Entries supplied.
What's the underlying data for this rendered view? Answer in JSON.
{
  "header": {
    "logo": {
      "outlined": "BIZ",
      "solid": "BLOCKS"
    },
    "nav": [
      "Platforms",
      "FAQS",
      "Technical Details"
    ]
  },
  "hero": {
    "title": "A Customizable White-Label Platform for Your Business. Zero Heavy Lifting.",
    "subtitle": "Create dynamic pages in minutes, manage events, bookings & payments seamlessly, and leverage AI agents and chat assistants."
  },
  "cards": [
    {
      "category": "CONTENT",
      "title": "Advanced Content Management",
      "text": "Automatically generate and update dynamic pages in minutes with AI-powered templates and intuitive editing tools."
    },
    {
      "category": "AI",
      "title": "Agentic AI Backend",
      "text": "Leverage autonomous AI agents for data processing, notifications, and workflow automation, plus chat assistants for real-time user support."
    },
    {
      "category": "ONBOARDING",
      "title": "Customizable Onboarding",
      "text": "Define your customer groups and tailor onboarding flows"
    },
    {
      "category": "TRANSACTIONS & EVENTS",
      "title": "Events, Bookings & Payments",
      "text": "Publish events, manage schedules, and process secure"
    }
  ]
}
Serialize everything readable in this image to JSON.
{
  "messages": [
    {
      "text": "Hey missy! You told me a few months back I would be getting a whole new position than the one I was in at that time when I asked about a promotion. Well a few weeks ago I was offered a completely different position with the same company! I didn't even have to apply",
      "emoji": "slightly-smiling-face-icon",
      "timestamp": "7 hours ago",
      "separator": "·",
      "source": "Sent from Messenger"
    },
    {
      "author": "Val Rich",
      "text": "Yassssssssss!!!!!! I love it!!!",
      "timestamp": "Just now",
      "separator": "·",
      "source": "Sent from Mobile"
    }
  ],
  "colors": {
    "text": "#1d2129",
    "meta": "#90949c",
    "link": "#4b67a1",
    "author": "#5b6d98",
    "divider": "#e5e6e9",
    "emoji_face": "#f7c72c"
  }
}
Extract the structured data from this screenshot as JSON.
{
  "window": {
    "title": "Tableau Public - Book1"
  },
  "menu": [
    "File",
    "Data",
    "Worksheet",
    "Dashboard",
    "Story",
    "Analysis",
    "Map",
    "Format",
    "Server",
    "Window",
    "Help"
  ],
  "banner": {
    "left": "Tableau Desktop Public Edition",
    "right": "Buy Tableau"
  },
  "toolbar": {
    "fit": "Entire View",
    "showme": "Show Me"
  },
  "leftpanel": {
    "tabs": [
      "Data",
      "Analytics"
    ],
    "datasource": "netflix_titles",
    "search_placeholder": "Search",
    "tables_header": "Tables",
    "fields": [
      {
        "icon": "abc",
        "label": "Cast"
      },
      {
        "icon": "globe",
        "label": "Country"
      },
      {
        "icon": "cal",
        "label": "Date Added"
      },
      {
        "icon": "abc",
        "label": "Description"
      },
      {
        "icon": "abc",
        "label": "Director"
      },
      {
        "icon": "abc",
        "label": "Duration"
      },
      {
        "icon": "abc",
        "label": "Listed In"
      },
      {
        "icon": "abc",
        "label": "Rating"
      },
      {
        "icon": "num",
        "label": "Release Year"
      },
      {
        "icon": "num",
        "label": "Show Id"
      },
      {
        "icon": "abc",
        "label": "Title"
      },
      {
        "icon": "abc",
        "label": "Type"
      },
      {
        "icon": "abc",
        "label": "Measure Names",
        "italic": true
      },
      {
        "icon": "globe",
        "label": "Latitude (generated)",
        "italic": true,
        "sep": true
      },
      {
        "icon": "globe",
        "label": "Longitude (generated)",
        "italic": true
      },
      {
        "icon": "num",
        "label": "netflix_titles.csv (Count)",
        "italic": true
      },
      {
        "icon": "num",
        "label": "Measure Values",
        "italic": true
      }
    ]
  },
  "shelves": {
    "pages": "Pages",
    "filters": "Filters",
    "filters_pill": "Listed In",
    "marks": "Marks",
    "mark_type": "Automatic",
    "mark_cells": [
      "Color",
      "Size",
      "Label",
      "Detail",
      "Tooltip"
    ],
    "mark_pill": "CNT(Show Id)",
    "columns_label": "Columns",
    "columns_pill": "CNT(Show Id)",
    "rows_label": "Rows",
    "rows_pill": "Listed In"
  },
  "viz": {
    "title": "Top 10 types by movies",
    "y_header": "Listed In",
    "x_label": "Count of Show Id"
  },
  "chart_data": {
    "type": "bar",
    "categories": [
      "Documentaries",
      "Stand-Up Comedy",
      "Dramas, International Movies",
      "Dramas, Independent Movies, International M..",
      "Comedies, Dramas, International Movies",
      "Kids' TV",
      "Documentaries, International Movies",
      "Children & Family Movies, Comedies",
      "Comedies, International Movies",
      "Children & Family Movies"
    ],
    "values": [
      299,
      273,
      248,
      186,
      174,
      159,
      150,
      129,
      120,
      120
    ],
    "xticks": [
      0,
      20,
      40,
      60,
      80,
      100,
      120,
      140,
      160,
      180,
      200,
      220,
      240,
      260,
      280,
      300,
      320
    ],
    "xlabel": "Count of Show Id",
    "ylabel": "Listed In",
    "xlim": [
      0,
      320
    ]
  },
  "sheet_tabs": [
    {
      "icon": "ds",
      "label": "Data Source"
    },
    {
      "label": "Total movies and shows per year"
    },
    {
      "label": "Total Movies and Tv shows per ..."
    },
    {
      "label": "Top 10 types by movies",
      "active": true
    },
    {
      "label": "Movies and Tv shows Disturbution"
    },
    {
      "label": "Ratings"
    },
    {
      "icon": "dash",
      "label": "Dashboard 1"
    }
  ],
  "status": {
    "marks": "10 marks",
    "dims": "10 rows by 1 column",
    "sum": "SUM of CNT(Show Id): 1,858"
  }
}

Short task. Filter the data, keeping only the lines that contain "JSON".

Exercise result.
What's the underlying data for this rendered view? Answer in JSON.
Serialize everything readable in this image to JSON.
Extract the structured data from this screenshot as JSON.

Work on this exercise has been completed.